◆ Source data
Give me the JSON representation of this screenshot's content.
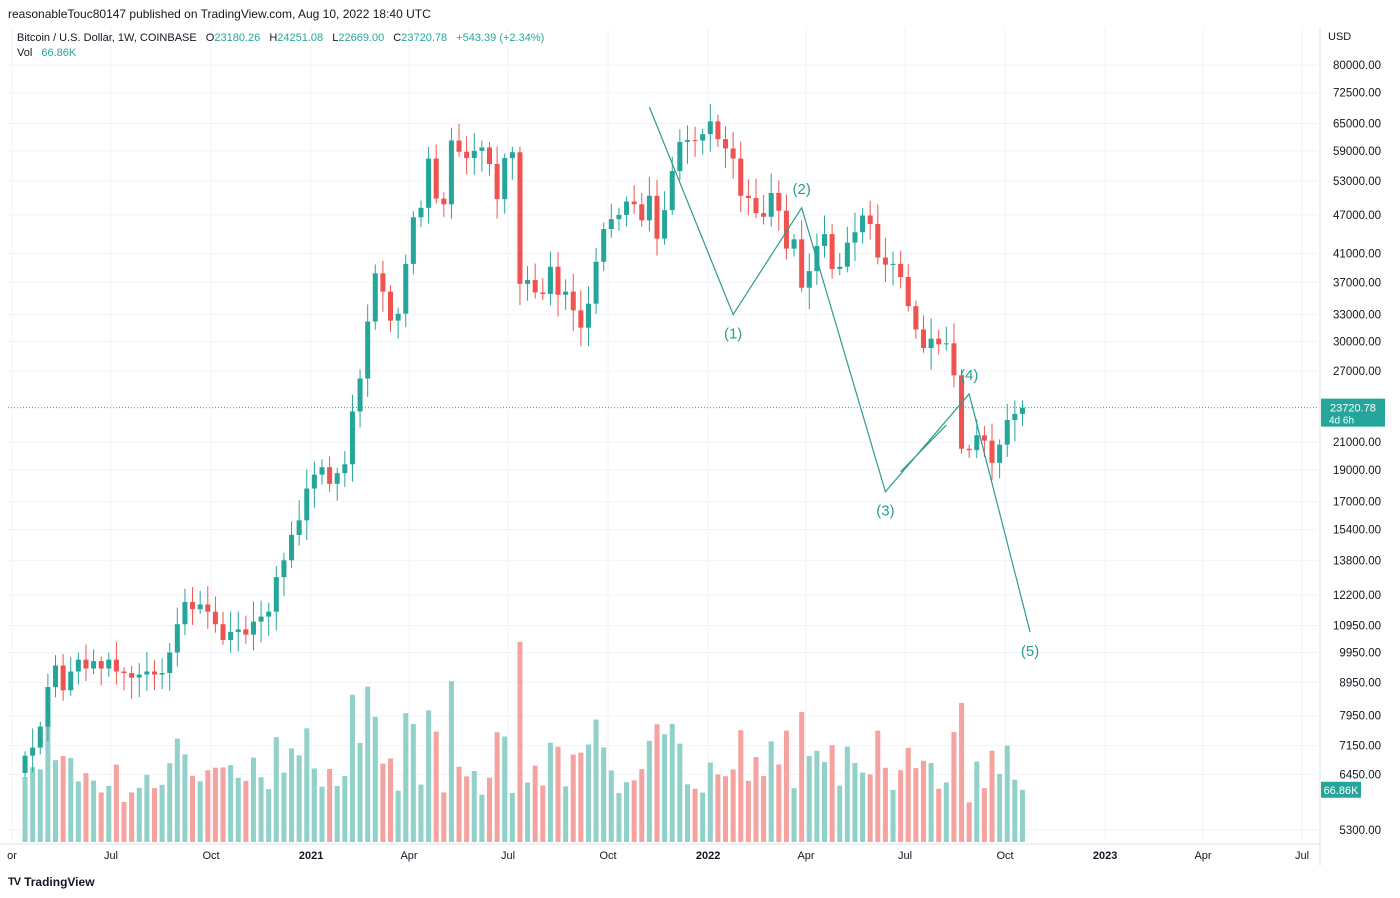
{
  "header": {
    "published_line": "reasonableTouc80147 published on TradingView.com, Aug 10, 2022 18:40 UTC"
  },
  "legend": {
    "symbol": "Bitcoin / U.S. Dollar, 1W, COINBASE",
    "o_label": "O",
    "o_value": "23180.26",
    "h_label": "H",
    "h_value": "24251.08",
    "l_label": "L",
    "l_value": "22669.00",
    "c_label": "C",
    "c_value": "23720.78",
    "change": "+543.39 (+2.34%)",
    "vol_label": "Vol",
    "vol_value": "66.86K"
  },
  "branding": {
    "logo_text": "TV",
    "name": "TradingView"
  },
  "colors": {
    "up": "#26a69a",
    "down": "#ef5350",
    "up_vol": "#92d1c9",
    "down_vol": "#f5a3a1",
    "wave": "#2a9d8f",
    "grid": "#f0f3fa",
    "axis_text": "#131722"
  },
  "chart_data": {
    "type": "candlestick",
    "symbol": "Bitcoin / U.S. Dollar",
    "interval": "1W",
    "exchange": "COINBASE",
    "y_axis_unit": "USD",
    "y_scale": "log",
    "ylim": [
      5000,
      90000
    ],
    "x_range": [
      "2020-03-30",
      "2023-07-31"
    ],
    "y_ticks": [
      80000,
      72500,
      65000,
      59000,
      53000,
      47000,
      41000,
      37000,
      33000,
      30000,
      27000,
      23720.78,
      21000,
      19000,
      17000,
      15400,
      13800,
      12200,
      10950,
      9950,
      8950,
      7950,
      7150,
      6450,
      5300
    ],
    "y_tick_labels": [
      "80000.00",
      "72500.00",
      "65000.00",
      "59000.00",
      "53000.00",
      "47000.00",
      "41000.00",
      "37000.00",
      "33000.00",
      "30000.00",
      "27000.00",
      "",
      "21000.00",
      "19000.00",
      "17000.00",
      "15400.00",
      "13800.00",
      "12200.00",
      "10950.00",
      "9950.00",
      "8950.00",
      "7950.00",
      "7150.00",
      "6450.00",
      "5300.00"
    ],
    "x_ticks": [
      {
        "date": "2020-04-01",
        "label": "or",
        "bold": false
      },
      {
        "date": "2020-07-01",
        "label": "Jul",
        "bold": false
      },
      {
        "date": "2020-10-01",
        "label": "Oct",
        "bold": false
      },
      {
        "date": "2021-01-01",
        "label": "2021",
        "bold": true
      },
      {
        "date": "2021-04-01",
        "label": "Apr",
        "bold": false
      },
      {
        "date": "2021-07-01",
        "label": "Jul",
        "bold": false
      },
      {
        "date": "2021-10-01",
        "label": "Oct",
        "bold": false
      },
      {
        "date": "2022-01-01",
        "label": "2022",
        "bold": true
      },
      {
        "date": "2022-04-01",
        "label": "Apr",
        "bold": false
      },
      {
        "date": "2022-07-01",
        "label": "Jul",
        "bold": false
      },
      {
        "date": "2022-10-01",
        "label": "Oct",
        "bold": false
      },
      {
        "date": "2023-01-01",
        "label": "2023",
        "bold": true
      },
      {
        "date": "2023-04-01",
        "label": "Apr",
        "bold": false
      },
      {
        "date": "2023-07-01",
        "label": "Jul",
        "bold": false
      }
    ],
    "candle_start": "2020-04-13",
    "closes": [
      6900,
      7100,
      7650,
      8800,
      9500,
      8700,
      9300,
      9700,
      9400,
      9650,
      9400,
      9700,
      9300,
      9250,
      9100,
      9200,
      9300,
      9200,
      9250,
      9950,
      11000,
      11900,
      11600,
      11800,
      11500,
      11000,
      10400,
      10700,
      10800,
      10600,
      11100,
      11300,
      11500,
      13000,
      13800,
      15100,
      15900,
      17800,
      18700,
      19200,
      18100,
      18800,
      19400,
      23400,
      26300,
      32200,
      38200,
      35800,
      32300,
      33100,
      39500,
      46600,
      48200,
      57400,
      49800,
      48800,
      61200,
      58800,
      57500,
      59000,
      59700,
      56300,
      49700,
      57500,
      58700,
      36800,
      37300,
      35700,
      35500,
      39100,
      35400,
      35800,
      33500,
      31500,
      34300,
      39800,
      44700,
      46300,
      47000,
      49300,
      48800,
      46100,
      50300,
      43200,
      47800,
      54900,
      60900,
      61300,
      61200,
      62600,
      65500,
      61500,
      59500,
      57400,
      50300,
      49900,
      47300,
      46700,
      50800,
      47700,
      41700,
      43100,
      36300,
      38500,
      42100,
      43900,
      38800,
      39100,
      42600,
      44200,
      46900,
      45500,
      40400,
      39400,
      39500,
      37700,
      34000,
      31300,
      29300,
      30300,
      29700,
      29800,
      26600,
      20500,
      20400,
      21500,
      21100,
      19500,
      20800,
      22700,
      23200,
      23720.78
    ],
    "volume_unit": "K",
    "last_volume": 66.86,
    "waves": {
      "points": [
        {
          "label": "",
          "date": "2021-11-08",
          "price": 68900
        },
        {
          "label": "(1)",
          "date": "2022-01-24",
          "price": 33000
        },
        {
          "label": "(2)",
          "date": "2022-03-28",
          "price": 48200
        },
        {
          "label": "(3)",
          "date": "2022-06-13",
          "price": 17600
        },
        {
          "label": "(4)",
          "date": "2022-08-29",
          "price": 24900
        },
        {
          "label": "(5)",
          "date": "2022-10-24",
          "price": 10700
        }
      ],
      "ref_line": {
        "from_date": "2022-06-27",
        "from_price": 18900,
        "to_date": "2022-08-08",
        "to_price": 22300
      }
    },
    "last_price_label": "23720.78",
    "countdown": "4d 6h"
  }
}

◆ Required task
Count the lines above that contain the word "symbol". Give only the number.

◆ Complete response
2